**Yazılı istek:** Aşağıda İstanbul'daki Suriyelileri anlatan metni, bittiği yerden alıp devam ettirin.

**Seçilmiş bölüm:**
“Fatih'e gittiğim zaman kendimi Suriye'de hissediyorum, çok restoran var. Eskiyi hatırlatıyor. Suriye'deki mutlu günlerimi hatırlatıyor.” Fethullah A.
"Sadece restoranlarda, iş yerlerinde değil evlerde de yemek kültürümüzü devam ettiriyoruz. Kendi aramızda toplanıp yemekler yapıyoruz, kadınlar olarak. Bir de şarkılarımızı söylüyoruz unutmamak için. Hem de birbirimize destek oluyoruz." İman Taha
Suriye’den Türkiye’ye göç etmek zorunda kalan iki göçmene ait olan bu tanıklıklar, bu kez gazeteci Emine Uçak Erdoğan’ın “İstanbul’daki Suriyeliler” kitabından.
Mülteci Derneği’ne göre, Türkiye’de Suriyeli sayısı 19 Ağustos 2021 tarihi itibarıyla bir önceki aya göre 10 bin 688 kişi arttı ve toplam 3 milyon 701 bin 584 kişi oldu.
Bu kişilerin 1 milyon 765 bin 392’sini (%47,4) 0-18 yaş arası çocuklar oluşturuyor. Yine aynı derneğe göre, bu Suriyelilerin büyük bir kısmı yani 530.234’ü İstanbul’da yaşıyor.
Bu yönüyle de İstanbul, Suriyeli mülteciler ve Türkiye toplumunun bir arada yaşama pratiği açısından çok önemli bir noktada duruyor.

**Veri dökümü:**
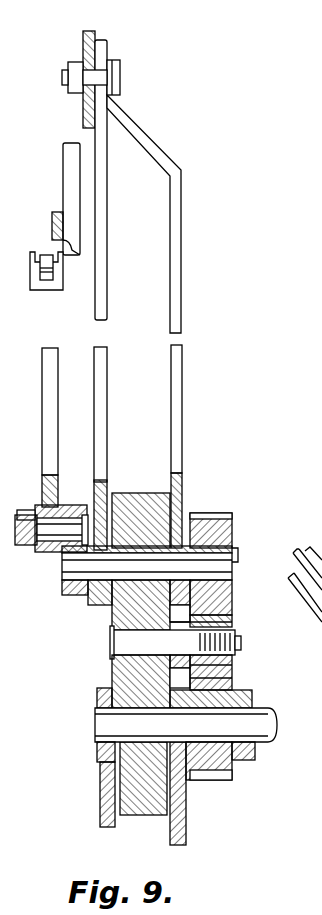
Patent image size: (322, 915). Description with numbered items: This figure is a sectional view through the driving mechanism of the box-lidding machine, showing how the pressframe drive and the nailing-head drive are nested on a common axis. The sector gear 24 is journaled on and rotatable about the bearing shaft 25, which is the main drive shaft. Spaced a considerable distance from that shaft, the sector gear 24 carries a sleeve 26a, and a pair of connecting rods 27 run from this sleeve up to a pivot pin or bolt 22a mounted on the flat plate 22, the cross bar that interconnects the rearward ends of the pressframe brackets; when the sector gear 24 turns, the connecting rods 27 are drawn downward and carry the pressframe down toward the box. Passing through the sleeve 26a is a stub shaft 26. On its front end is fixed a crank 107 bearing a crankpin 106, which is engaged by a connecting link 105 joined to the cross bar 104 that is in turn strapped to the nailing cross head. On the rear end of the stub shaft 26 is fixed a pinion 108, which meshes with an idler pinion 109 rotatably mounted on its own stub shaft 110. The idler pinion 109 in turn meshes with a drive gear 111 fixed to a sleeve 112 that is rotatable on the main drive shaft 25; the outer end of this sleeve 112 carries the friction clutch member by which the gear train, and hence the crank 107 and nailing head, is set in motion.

**Yazılı yanıt:**
“Bu farklı deneyime, ekonomik ve sosyal koşullara ait olan bu iki toplum yan yana nasıl yaşayacak?”, “Birlikte yaşama alışkanlığı gelişecek mi?”
Gazeteci Erdoğan bu soruların peşinden giderken bir fark yaratıyor. O da Suriyelilerin gündelik hayattaki deneyimlerini kendi kurdukları mekanlar üzerinden anlayıp, anlatmasıyla ilgili.
Kutuplaşmanın yükseldiği, mülteci düşmanlığının kışkırtıldığı bir dönemde kitap, çözüm odaklı barış diliyle, sadece akademinin değil mülteci meseleleriyle ilgilenen herkesin başvuru kaynağı niteliğinde.
Erdoğan, “Birlikte yaşamak için öncelikle gerçek anlamda bir karşılaşma hali lazım” diyor.
Emine Uçak Erdoğan, anlatıyor.
Kitap için ne kadar zaman çalıştınız?
Kitap, 2015-2016 yılları arasında yaptığım yüksek lisans tezinden oluştu.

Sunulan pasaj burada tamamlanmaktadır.